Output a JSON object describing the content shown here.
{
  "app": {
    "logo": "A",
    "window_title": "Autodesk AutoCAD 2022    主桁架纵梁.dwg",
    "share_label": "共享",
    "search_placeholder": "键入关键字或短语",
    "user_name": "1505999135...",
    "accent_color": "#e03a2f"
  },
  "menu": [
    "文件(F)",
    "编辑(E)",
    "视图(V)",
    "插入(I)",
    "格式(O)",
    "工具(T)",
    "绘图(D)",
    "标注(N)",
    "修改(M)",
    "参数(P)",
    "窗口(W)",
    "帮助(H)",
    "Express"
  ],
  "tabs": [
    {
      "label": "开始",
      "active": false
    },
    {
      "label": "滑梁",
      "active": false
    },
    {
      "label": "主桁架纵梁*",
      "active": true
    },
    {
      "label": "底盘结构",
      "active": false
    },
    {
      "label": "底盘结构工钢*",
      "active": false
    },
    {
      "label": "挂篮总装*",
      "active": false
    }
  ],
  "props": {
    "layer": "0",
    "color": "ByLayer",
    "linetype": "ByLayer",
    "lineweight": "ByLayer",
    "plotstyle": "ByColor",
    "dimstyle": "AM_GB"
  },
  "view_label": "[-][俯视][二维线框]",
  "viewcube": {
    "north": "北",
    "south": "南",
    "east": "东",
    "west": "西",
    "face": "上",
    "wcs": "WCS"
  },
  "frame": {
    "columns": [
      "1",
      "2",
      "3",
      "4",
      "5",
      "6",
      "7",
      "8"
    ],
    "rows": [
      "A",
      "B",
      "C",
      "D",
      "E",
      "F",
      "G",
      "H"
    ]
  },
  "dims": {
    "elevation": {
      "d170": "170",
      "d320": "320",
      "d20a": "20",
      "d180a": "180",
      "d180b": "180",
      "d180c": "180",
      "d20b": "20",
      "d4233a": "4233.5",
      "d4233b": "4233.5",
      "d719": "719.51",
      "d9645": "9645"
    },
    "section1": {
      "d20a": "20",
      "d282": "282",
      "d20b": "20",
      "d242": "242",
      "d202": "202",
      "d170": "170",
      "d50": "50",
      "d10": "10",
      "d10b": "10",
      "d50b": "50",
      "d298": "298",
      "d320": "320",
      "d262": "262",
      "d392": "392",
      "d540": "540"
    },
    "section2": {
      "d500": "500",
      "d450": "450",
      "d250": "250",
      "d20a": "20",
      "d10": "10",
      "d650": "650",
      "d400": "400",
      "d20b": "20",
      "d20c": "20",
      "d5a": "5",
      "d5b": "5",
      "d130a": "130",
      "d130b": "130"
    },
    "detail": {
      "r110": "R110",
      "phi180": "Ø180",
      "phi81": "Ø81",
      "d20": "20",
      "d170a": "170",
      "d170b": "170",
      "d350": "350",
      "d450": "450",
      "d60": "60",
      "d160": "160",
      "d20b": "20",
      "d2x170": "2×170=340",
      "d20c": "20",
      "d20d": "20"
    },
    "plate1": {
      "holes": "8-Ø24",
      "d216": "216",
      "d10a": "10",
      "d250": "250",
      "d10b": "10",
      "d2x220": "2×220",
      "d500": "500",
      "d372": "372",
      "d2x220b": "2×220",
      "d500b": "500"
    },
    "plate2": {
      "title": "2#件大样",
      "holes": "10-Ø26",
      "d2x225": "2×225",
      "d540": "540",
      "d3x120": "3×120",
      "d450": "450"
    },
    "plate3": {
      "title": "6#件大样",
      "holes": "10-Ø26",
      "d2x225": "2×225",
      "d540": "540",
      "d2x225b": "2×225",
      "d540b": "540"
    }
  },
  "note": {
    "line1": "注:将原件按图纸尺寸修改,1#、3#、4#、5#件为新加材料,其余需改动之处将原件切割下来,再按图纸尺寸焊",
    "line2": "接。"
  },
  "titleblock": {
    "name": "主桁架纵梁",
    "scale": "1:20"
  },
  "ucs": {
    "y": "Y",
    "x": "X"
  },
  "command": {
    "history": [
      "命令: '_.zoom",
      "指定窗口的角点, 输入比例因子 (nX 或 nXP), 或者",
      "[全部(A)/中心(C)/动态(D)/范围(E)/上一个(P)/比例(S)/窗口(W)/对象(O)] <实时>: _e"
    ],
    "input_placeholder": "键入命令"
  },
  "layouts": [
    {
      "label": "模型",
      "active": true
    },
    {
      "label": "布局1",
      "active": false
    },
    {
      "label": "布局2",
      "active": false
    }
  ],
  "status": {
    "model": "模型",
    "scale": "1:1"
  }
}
══════
-- REQUEST --
Using the listing above, show each line holding the string "主桁架纵梁".

-- THE OUTPUT --
    "window_title": "Autodesk AutoCAD 2022    主桁架纵梁.dwg",
      "label": "主桁架纵梁*",
    "name": "主桁架纵梁",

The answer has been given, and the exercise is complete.